▶ [Data records]
'''
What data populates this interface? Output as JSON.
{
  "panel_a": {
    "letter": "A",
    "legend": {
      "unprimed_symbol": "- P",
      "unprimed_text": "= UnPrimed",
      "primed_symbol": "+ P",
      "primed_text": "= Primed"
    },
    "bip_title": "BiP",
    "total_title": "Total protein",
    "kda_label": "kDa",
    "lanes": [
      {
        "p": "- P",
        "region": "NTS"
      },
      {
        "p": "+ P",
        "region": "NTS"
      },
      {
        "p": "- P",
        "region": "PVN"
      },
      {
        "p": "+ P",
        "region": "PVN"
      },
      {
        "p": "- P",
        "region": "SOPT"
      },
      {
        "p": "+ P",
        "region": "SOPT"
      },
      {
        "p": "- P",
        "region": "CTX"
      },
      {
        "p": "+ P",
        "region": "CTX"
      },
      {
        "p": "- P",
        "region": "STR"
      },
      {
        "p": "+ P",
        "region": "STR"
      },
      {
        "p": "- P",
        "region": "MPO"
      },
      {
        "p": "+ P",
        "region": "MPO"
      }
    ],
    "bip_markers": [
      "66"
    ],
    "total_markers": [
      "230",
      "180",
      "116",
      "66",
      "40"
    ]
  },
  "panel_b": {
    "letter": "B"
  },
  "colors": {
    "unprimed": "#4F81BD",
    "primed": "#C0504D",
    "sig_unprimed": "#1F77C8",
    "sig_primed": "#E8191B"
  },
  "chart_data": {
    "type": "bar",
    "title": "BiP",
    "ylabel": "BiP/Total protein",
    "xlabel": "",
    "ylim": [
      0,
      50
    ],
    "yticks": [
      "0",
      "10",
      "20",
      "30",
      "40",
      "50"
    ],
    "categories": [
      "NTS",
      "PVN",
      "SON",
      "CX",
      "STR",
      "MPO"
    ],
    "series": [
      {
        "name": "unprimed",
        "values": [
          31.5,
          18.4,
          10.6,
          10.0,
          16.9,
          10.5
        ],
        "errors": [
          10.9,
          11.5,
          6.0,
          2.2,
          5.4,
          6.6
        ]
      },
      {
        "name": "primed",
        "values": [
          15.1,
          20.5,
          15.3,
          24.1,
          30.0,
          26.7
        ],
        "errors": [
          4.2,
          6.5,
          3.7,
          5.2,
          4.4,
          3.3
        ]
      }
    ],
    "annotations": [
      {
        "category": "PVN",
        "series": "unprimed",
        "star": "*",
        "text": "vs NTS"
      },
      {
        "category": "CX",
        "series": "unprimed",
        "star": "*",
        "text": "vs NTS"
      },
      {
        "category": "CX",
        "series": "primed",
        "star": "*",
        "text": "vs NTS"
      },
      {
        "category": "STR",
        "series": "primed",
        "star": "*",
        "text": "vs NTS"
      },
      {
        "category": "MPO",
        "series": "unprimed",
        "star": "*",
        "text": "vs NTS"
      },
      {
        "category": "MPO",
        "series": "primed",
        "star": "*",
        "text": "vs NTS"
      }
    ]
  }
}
'''
▶ [Exercise directions] Exact copies of all entries are what's needed here.

▶ [Result]
What data populates this interface? Output as JSON.
{
  "panel_a": {
    "letter": "A",
    "legend": {
      "unprimed_symbol": "- P",
      "unprimed_text": "= UnPrimed",
      "primed_symbol": "+ P",
      "primed_text": "= Primed"
    },
    "bip_title": "BiP",
    "total_title": "Total protein",
    "kda_label": "kDa",
    "lanes": [
      {
        "p": "- P",
        "region": "NTS"
      },
      {
        "p": "+ P",
        "region": "NTS"
      },
      {
        "p": "- P",
        "region": "PVN"
      },
      {
        "p": "+ P",
        "region": "PVN"
      },
      {
        "p": "- P",
        "region": "SOPT"
      },
      {
        "p": "+ P",
        "region": "SOPT"
      },
      {
        "p": "- P",
        "region": "CTX"
      },
      {
        "p": "+ P",
        "region": "CTX"
      },
      {
        "p": "- P",
        "region": "STR"
      },
      {
        "p": "+ P",
        "region": "STR"
      },
      {
        "p": "- P",
        "region": "MPO"
      },
      {
        "p": "+ P",
        "region": "MPO"
      }
    ],
    "bip_markers": [
      "66"
    ],
    "total_markers": [
      "230",
      "180",
      "116",
      "66",
      "40"
    ]
  },
  "panel_b": {
    "letter": "B"
  },
  "colors": {
    "unprimed": "#4F81BD",
    "primed": "#C0504D",
    "sig_unprimed": "#1F77C8",
    "sig_primed": "#E8191B"
  },
  "chart_data": {
    "type": "bar",
    "title": "BiP",
    "ylabel": "BiP/Total protein",
    "xlabel": "",
    "ylim": [
      0,
      50
    ],
    "yticks": [
      "0",
      "10",
      "20",
      "30",
      "40",
      "50"
    ],
    "categories": [
      "NTS",
      "PVN",
      "SON",
      "CX",
      "STR",
      "MPO"
    ],
    "series": [
      {
        "name": "unprimed",
        "values": [
          31.5,
          18.4,
          10.6,
          10.0,
          16.9,
          10.5
        ],
        "errors": [
          10.9,
          11.5,
          6.0,
          2.2,
          5.4,
          6.6
        ]
      },
      {
        "name": "primed",
        "values": [
          15.1,
          20.5,
          15.3,
          24.1,
          30.0,
          26.7
        ],
        "errors": [
          4.2,
          6.5,
          3.7,
          5.2,
          4.4,
          3.3
        ]
      }
    ],
    "annotations": [
      {
        "category": "PVN",
        "series": "unprimed",
        "star": "*",
        "text": "vs NTS"
      },
      {
        "category": "CX",
        "series": "unprimed",
        "star": "*",
        "text": "vs NTS"
      },
      {
        "category": "CX",
        "series": "primed",
        "star": "*",
        "text": "vs NTS"
      },
      {
        "category": "STR",
        "series": "primed",
        "star": "*",
        "text": "vs NTS"
      },
      {
        "category": "MPO",
        "series": "unprimed",
        "star": "*",
        "text": "vs NTS"
      },
      {
        "category": "MPO",
        "series": "primed",
        "star": "*",
        "text": "vs NTS"
      }
    ]
  }
}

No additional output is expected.